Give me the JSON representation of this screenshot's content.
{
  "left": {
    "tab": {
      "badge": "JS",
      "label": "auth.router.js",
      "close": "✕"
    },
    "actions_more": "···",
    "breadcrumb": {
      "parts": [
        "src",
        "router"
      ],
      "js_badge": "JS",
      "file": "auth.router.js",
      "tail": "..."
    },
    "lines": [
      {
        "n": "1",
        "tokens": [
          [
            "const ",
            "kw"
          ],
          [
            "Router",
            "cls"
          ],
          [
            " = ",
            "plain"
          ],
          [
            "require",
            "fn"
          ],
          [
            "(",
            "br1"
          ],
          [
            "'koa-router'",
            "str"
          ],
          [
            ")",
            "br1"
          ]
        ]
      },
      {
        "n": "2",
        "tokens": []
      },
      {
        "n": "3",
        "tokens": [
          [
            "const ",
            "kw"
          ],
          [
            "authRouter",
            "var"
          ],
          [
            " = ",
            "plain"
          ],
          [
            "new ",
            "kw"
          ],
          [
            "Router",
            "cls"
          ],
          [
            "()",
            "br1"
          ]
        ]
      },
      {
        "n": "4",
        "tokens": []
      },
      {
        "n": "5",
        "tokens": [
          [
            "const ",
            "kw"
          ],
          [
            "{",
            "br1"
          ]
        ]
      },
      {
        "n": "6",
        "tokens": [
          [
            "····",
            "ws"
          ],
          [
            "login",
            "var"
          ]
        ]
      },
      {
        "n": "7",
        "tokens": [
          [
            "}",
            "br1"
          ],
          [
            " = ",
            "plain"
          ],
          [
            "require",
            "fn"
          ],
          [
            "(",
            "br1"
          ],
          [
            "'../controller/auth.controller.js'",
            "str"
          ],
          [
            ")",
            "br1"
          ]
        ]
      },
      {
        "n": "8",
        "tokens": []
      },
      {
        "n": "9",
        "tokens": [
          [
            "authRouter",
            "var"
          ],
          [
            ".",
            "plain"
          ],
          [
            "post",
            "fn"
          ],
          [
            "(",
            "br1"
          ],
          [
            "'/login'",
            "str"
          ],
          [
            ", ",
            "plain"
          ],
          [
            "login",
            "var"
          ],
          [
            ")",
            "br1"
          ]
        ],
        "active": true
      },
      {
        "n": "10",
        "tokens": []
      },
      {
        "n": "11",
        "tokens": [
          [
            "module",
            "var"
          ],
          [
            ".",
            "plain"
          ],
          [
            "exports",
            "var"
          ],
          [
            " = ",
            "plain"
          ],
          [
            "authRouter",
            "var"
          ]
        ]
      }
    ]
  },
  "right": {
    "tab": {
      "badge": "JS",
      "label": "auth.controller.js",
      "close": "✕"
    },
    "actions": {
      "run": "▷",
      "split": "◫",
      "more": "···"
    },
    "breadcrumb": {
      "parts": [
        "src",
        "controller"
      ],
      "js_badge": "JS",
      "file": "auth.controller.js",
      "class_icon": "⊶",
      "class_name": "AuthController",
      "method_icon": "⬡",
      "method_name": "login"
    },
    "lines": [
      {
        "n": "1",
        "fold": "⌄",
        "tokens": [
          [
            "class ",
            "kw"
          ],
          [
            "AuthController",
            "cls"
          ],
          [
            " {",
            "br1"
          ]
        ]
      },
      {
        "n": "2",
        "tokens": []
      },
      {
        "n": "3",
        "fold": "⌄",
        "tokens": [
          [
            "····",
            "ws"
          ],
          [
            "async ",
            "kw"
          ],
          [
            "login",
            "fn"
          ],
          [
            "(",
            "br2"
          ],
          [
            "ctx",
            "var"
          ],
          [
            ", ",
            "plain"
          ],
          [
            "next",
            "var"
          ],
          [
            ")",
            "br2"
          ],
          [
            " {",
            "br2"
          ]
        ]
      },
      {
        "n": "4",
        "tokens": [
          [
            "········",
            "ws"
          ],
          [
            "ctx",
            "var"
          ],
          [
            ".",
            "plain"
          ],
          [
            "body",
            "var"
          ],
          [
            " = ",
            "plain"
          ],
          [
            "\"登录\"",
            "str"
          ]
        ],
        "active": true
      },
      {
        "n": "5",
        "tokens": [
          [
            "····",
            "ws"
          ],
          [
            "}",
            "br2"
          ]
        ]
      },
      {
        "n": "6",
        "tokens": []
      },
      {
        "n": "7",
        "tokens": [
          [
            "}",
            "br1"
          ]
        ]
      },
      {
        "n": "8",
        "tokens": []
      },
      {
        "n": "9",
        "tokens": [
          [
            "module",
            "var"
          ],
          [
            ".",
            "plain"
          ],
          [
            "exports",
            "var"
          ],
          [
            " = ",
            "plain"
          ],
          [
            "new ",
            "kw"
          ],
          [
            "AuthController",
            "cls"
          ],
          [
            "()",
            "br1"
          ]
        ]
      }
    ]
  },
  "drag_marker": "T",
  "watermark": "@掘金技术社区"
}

.....

Repeat the records exactly, including every line.

RESULT OF THIS EXERCISE:
Give me the JSON representation of this screenshot's content.
{
  "left": {
    "tab": {
      "badge": "JS",
      "label": "auth.router.js",
      "close": "✕"
    },
    "actions_more": "···",
    "breadcrumb": {
      "parts": [
        "src",
        "router"
      ],
      "js_badge": "JS",
      "file": "auth.router.js",
      "tail": "..."
    },
    "lines": [
      {
        "n": "1",
        "tokens": [
          [
            "const ",
            "kw"
          ],
          [
            "Router",
            "cls"
          ],
          [
            " = ",
            "plain"
          ],
          [
            "require",
            "fn"
          ],
          [
            "(",
            "br1"
          ],
          [
            "'koa-router'",
            "str"
          ],
          [
            ")",
            "br1"
          ]
        ]
      },
      {
        "n": "2",
        "tokens": []
      },
      {
        "n": "3",
        "tokens": [
          [
            "const ",
            "kw"
          ],
          [
            "authRouter",
            "var"
          ],
          [
            " = ",
            "plain"
          ],
          [
            "new ",
            "kw"
          ],
          [
            "Router",
            "cls"
          ],
          [
            "()",
            "br1"
          ]
        ]
      },
      {
        "n": "4",
        "tokens": []
      },
      {
        "n": "5",
        "tokens": [
          [
            "const ",
            "kw"
          ],
          [
            "{",
            "br1"
          ]
        ]
      },
      {
        "n": "6",
        "tokens": [
          [
            "····",
            "ws"
          ],
          [
            "login",
            "var"
          ]
        ]
      },
      {
        "n": "7",
        "tokens": [
          [
            "}",
            "br1"
          ],
          [
            " = ",
            "plain"
          ],
          [
            "require",
            "fn"
          ],
          [
            "(",
            "br1"
          ],
          [
            "'../controller/auth.controller.js'",
            "str"
          ],
          [
            ")",
            "br1"
          ]
        ]
      },
      {
        "n": "8",
        "tokens": []
      },
      {
        "n": "9",
        "tokens": [
          [
            "authRouter",
            "var"
          ],
          [
            ".",
            "plain"
          ],
          [
            "post",
            "fn"
          ],
          [
            "(",
            "br1"
          ],
          [
            "'/login'",
            "str"
          ],
          [
            ", ",
            "plain"
          ],
          [
            "login",
            "var"
          ],
          [
            ")",
            "br1"
          ]
        ],
        "active": true
      },
      {
        "n": "10",
        "tokens": []
      },
      {
        "n": "11",
        "tokens": [
          [
            "module",
            "var"
          ],
          [
            ".",
            "plain"
          ],
          [
            "exports",
            "var"
          ],
          [
            " = ",
            "plain"
          ],
          [
            "authRouter",
            "var"
          ]
        ]
      }
    ]
  },
  "right": {
    "tab": {
      "badge": "JS",
      "label": "auth.controller.js",
      "close": "✕"
    },
    "actions": {
      "run": "▷",
      "split": "◫",
      "more": "···"
    },
    "breadcrumb": {
      "parts": [
        "src",
        "controller"
      ],
      "js_badge": "JS",
      "file": "auth.controller.js",
      "class_icon": "⊶",
      "class_name": "AuthController",
      "method_icon": "⬡",
      "method_name": "login"
    },
    "lines": [
      {
        "n": "1",
        "fold": "⌄",
        "tokens": [
          [
            "class ",
            "kw"
          ],
          [
            "AuthController",
            "cls"
          ],
          [
            " {",
            "br1"
          ]
        ]
      },
      {
        "n": "2",
        "tokens": []
      },
      {
        "n": "3",
        "fold": "⌄",
        "tokens": [
          [
            "····",
            "ws"
          ],
          [
            "async ",
            "kw"
          ],
          [
            "login",
            "fn"
          ],
          [
            "(",
            "br2"
          ],
          [
            "ctx",
            "var"
          ],
          [
            ", ",
            "plain"
          ],
          [
            "next",
            "var"
          ],
          [
            ")",
            "br2"
          ],
          [
            " {",
            "br2"
          ]
        ]
      },
      {
        "n": "4",
        "tokens": [
          [
            "········",
            "ws"
          ],
          [
            "ctx",
            "var"
          ],
          [
            ".",
            "plain"
          ],
          [
            "body",
            "var"
          ],
          [
            " = ",
            "plain"
          ],
          [
            "\"登录\"",
            "str"
          ]
        ],
        "active": true
      },
      {
        "n": "5",
        "tokens": [
          [
            "····",
            "ws"
          ],
          [
            "}",
            "br2"
          ]
        ]
      },
      {
        "n": "6",
        "tokens": []
      },
      {
        "n": "7",
        "tokens": [
          [
            "}",
            "br1"
          ]
        ]
      },
      {
        "n": "8",
        "tokens": []
      },
      {
        "n": "9",
        "tokens": [
          [
            "module",
            "var"
          ],
          [
            ".",
            "plain"
          ],
          [
            "exports",
            "var"
          ],
          [
            " = ",
            "plain"
          ],
          [
            "new ",
            "kw"
          ],
          [
            "AuthController",
            "cls"
          ],
          [
            "()",
            "br1"
          ]
        ]
      }
    ]
  },
  "drag_marker": "T",
  "watermark": "@掘金技术社区"
}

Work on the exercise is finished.